Exercise description: Wherever "runs" appears in a line, copy that line.

Data excerpts
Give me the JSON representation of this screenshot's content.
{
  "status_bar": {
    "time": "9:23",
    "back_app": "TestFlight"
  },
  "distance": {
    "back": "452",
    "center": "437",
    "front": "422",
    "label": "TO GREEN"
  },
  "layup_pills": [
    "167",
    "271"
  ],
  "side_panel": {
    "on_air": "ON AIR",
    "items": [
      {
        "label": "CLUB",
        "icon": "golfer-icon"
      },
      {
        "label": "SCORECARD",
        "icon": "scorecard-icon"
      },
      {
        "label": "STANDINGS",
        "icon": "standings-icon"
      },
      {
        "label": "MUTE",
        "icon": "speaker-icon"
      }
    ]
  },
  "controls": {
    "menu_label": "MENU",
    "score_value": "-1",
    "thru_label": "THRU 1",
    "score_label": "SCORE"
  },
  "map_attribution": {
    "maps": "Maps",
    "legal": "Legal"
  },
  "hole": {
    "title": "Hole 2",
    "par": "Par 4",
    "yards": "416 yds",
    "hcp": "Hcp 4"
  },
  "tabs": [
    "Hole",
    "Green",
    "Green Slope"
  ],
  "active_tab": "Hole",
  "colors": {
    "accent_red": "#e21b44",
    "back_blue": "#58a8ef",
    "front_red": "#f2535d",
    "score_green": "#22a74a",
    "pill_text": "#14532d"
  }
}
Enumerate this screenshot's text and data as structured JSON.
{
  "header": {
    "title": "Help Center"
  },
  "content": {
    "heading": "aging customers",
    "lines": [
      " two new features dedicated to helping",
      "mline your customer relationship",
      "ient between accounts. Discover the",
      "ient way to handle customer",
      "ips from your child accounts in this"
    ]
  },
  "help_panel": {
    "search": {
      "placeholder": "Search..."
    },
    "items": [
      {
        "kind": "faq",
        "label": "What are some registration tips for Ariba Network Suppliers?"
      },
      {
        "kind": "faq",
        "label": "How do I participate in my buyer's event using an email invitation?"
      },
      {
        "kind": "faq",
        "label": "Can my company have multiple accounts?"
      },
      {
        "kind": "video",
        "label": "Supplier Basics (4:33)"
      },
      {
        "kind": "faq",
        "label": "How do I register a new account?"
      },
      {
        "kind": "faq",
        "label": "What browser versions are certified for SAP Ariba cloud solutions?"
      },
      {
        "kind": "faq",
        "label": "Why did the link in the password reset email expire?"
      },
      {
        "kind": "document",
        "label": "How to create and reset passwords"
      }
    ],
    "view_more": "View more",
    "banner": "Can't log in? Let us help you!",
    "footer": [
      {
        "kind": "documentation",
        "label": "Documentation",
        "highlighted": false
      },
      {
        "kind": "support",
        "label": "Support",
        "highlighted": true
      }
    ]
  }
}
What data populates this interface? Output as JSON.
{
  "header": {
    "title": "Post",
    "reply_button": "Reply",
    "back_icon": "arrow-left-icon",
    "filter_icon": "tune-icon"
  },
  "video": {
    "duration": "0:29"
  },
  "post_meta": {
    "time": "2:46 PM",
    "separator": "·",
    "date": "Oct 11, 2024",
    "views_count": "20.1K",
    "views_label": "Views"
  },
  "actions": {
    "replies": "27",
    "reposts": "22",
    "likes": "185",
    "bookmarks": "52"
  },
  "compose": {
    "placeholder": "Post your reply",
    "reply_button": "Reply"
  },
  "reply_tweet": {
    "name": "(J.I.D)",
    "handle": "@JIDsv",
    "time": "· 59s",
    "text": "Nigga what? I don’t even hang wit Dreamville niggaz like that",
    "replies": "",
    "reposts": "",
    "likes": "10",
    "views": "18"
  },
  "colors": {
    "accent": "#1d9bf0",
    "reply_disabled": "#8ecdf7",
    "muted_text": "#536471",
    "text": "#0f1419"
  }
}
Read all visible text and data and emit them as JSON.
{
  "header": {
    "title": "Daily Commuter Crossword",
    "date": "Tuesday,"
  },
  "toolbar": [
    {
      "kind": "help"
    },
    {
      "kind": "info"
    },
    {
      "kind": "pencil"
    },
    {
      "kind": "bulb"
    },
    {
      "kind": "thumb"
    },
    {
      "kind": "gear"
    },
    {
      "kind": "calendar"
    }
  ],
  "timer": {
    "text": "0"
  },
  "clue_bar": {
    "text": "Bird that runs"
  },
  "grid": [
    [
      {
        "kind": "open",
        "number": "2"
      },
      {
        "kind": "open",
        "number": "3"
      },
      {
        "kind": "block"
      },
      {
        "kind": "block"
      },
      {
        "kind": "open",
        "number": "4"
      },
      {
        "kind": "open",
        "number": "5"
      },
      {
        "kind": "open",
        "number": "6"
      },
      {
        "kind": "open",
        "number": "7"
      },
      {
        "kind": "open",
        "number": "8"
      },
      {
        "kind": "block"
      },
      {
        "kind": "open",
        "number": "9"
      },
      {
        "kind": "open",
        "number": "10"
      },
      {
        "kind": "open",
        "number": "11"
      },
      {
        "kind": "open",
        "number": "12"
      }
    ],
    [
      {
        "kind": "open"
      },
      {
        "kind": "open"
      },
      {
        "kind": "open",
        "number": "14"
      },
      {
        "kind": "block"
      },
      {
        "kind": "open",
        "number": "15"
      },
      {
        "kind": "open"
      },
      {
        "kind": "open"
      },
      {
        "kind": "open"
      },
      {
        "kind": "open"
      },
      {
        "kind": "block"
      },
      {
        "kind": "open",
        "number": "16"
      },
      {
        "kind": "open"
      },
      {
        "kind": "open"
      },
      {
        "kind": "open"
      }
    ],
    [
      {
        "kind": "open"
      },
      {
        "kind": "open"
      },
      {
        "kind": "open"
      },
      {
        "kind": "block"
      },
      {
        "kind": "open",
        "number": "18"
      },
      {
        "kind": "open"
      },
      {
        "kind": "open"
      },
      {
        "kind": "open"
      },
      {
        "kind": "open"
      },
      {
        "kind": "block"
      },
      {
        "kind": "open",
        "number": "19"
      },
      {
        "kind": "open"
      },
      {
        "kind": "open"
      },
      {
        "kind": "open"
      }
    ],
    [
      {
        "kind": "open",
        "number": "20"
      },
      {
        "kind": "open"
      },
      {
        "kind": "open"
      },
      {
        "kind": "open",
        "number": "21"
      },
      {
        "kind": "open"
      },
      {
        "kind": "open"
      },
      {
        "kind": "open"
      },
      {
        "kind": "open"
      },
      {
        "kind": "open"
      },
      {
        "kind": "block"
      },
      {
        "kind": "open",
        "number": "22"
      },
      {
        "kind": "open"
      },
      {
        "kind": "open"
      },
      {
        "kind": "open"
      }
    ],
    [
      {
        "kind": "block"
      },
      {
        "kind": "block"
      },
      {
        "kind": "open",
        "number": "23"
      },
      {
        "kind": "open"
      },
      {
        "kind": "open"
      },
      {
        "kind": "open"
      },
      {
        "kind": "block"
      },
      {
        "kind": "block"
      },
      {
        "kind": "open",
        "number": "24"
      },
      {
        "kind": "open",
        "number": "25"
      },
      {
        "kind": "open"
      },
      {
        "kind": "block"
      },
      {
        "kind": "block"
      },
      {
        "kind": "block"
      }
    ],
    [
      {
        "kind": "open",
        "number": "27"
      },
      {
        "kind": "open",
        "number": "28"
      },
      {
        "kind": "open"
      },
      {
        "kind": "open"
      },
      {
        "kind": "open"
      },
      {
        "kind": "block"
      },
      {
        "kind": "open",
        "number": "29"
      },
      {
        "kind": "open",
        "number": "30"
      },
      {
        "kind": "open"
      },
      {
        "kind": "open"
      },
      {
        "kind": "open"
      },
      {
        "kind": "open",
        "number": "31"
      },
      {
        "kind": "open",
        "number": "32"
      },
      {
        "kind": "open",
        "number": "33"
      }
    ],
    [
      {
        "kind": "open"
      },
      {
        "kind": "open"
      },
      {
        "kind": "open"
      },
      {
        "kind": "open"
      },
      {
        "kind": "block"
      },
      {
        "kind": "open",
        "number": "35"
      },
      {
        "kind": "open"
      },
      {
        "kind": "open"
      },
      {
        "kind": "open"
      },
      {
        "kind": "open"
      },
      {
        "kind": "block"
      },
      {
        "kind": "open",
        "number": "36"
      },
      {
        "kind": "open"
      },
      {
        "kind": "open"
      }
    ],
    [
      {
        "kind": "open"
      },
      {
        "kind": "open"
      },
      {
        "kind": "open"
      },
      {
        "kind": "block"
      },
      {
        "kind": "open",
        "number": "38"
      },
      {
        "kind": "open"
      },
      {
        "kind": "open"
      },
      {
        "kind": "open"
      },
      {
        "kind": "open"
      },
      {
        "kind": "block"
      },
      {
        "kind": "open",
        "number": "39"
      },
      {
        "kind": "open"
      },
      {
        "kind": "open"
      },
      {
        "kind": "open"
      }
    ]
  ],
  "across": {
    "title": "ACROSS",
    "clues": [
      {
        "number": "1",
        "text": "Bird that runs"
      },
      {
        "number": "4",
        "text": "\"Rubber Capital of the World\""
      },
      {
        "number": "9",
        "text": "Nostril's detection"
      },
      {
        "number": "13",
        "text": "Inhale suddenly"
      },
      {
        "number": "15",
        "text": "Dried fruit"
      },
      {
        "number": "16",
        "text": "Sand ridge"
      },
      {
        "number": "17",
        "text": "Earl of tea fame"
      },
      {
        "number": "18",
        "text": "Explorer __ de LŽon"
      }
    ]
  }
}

Result of this exercise:
    "text": "Bird that runs"
        "text": "Bird that runs"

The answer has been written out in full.